* **WRITTEN EXERCISE**
Wherever the string "value" occurs in a line of these records, report that line.

_ _ _

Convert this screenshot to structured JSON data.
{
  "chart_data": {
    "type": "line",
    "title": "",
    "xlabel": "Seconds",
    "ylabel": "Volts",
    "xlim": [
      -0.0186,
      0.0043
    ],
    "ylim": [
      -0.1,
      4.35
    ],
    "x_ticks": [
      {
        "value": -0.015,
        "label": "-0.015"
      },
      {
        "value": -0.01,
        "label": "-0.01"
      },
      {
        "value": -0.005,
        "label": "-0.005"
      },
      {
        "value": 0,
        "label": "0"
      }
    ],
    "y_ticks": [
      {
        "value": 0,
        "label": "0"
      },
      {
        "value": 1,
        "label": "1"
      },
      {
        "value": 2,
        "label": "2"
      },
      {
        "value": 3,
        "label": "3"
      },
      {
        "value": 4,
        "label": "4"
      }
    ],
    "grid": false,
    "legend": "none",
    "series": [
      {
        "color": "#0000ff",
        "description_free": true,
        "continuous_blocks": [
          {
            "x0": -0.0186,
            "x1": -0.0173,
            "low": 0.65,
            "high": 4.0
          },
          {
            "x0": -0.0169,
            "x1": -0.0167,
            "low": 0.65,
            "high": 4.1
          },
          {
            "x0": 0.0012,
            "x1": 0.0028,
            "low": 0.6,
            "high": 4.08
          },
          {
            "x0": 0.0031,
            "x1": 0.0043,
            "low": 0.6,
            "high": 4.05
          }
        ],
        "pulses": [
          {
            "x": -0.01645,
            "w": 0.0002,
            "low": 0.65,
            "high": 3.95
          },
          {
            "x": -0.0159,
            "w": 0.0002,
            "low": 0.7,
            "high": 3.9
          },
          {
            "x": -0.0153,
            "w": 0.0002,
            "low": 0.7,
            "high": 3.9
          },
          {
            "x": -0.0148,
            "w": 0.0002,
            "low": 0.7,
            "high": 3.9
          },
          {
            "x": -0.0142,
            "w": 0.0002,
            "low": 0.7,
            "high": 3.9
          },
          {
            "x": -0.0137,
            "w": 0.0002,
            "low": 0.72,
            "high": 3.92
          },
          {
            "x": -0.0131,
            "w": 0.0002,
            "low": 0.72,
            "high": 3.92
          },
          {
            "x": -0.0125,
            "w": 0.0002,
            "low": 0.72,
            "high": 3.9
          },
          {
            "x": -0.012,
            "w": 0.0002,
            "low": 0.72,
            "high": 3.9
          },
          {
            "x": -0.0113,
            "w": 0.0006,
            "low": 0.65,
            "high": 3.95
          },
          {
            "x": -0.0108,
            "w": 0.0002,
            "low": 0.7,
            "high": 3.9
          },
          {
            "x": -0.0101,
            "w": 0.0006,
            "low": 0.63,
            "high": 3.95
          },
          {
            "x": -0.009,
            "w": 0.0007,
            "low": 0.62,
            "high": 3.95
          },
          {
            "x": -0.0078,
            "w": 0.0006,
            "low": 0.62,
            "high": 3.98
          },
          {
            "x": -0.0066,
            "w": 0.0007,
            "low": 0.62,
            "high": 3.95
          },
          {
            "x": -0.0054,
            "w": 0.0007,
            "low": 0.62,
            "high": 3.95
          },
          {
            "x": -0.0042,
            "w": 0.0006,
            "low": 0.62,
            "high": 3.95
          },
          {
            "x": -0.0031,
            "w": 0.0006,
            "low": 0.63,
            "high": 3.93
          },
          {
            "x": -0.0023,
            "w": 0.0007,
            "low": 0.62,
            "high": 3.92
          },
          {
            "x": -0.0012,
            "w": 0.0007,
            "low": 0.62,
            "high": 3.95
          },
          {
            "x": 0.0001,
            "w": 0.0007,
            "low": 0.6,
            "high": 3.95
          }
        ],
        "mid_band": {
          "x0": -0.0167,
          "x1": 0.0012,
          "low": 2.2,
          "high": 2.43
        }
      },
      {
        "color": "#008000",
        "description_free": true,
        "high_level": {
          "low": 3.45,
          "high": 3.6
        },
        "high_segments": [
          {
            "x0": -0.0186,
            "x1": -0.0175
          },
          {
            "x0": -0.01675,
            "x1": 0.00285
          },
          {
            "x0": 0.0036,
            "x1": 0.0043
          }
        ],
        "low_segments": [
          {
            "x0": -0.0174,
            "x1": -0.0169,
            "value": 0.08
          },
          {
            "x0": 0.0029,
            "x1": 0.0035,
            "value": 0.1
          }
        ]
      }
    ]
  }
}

_ _ _

* **ANSWER BELOW**
        "value": -0.015,
        "value": -0.01,
        "value": -0.005,
        "value": 0,
        "value": 0,
        "value": 1,
        "value": 2,
        "value": 3,
        "value": 4,
            "value": 0.08
            "value": 0.1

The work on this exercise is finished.